*Request*:
Identify every line containing the word "назначение" and reproduce each one.
★ ★ ★ ★
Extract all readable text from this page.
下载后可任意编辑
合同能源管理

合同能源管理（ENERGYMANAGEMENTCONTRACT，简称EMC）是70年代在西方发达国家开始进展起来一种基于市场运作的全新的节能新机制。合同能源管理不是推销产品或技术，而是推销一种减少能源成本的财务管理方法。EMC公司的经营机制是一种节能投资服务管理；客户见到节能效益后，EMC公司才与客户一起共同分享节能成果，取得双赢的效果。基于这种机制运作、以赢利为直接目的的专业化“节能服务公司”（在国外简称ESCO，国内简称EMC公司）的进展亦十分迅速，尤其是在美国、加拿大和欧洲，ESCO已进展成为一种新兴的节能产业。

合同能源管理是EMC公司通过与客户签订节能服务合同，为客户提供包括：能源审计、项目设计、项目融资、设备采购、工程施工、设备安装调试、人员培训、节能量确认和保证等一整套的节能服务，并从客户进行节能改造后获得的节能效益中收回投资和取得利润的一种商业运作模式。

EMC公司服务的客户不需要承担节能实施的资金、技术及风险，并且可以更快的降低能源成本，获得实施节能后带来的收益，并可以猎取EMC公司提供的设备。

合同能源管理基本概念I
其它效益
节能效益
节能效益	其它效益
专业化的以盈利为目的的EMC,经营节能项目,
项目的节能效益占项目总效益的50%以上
★ ★ ★ ★
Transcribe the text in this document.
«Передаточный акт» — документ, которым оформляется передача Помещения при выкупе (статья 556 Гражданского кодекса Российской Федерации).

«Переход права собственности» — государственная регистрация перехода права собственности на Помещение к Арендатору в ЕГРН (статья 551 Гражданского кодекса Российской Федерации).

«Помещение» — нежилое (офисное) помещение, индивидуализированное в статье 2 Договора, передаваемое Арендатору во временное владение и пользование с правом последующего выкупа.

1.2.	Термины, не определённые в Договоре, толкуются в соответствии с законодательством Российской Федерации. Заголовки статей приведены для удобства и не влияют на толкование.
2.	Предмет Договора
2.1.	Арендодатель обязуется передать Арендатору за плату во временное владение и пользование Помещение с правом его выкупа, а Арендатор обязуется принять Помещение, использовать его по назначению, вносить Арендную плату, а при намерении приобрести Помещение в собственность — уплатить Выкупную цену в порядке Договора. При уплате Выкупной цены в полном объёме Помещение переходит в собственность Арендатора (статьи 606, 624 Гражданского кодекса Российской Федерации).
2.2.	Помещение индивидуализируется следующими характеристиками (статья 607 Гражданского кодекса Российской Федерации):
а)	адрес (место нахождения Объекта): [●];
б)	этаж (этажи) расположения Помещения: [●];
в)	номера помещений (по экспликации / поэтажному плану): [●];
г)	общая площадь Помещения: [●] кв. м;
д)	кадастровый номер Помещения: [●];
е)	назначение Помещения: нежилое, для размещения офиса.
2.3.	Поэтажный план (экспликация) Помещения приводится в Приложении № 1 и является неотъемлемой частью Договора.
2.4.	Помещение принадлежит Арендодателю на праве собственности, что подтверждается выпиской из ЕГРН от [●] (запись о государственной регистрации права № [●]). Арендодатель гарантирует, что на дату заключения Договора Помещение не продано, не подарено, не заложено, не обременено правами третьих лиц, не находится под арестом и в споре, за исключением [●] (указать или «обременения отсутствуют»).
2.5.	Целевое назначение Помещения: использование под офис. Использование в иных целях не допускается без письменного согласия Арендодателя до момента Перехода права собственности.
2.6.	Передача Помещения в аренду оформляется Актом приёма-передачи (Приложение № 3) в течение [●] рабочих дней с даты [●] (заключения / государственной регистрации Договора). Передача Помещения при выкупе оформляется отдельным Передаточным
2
★ ★ ★ ★
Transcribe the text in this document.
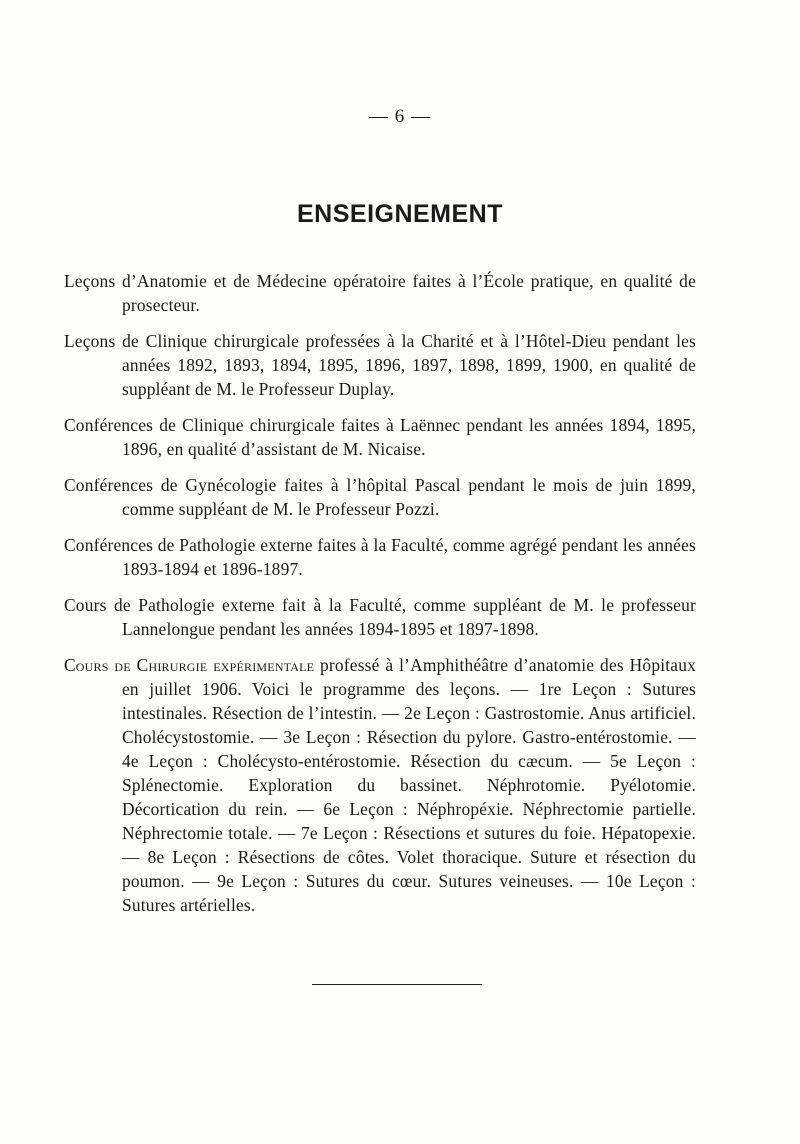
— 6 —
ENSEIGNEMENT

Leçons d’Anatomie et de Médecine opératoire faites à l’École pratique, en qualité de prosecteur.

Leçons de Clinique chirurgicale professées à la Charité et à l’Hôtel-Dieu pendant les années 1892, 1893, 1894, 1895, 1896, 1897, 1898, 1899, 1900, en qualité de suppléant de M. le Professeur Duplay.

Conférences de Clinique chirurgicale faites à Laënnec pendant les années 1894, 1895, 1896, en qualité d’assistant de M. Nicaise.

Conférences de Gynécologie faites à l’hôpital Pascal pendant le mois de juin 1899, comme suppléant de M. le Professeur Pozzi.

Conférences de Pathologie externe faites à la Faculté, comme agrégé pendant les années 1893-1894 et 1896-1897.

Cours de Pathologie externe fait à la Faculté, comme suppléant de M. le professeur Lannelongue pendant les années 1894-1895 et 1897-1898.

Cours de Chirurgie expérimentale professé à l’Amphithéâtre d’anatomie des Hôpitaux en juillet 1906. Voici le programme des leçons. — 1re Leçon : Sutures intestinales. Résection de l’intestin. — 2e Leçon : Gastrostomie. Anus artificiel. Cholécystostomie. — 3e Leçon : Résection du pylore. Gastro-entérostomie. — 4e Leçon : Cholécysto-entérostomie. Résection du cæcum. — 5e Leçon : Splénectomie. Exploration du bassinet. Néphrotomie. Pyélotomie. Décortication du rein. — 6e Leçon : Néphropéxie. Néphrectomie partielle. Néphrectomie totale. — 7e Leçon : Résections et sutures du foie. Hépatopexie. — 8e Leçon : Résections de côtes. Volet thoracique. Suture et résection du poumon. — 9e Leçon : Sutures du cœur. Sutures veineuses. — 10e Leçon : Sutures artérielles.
★ ★ ★ ★
*Exercise response*:
е)	назначение Помещения: нежилое, для размещения офиса.
2.5.	Целевое назначение Помещения: использование под офис. Использование в иных целях не допускается без письменного согласия Арендодателя до момента Перехода права собственности.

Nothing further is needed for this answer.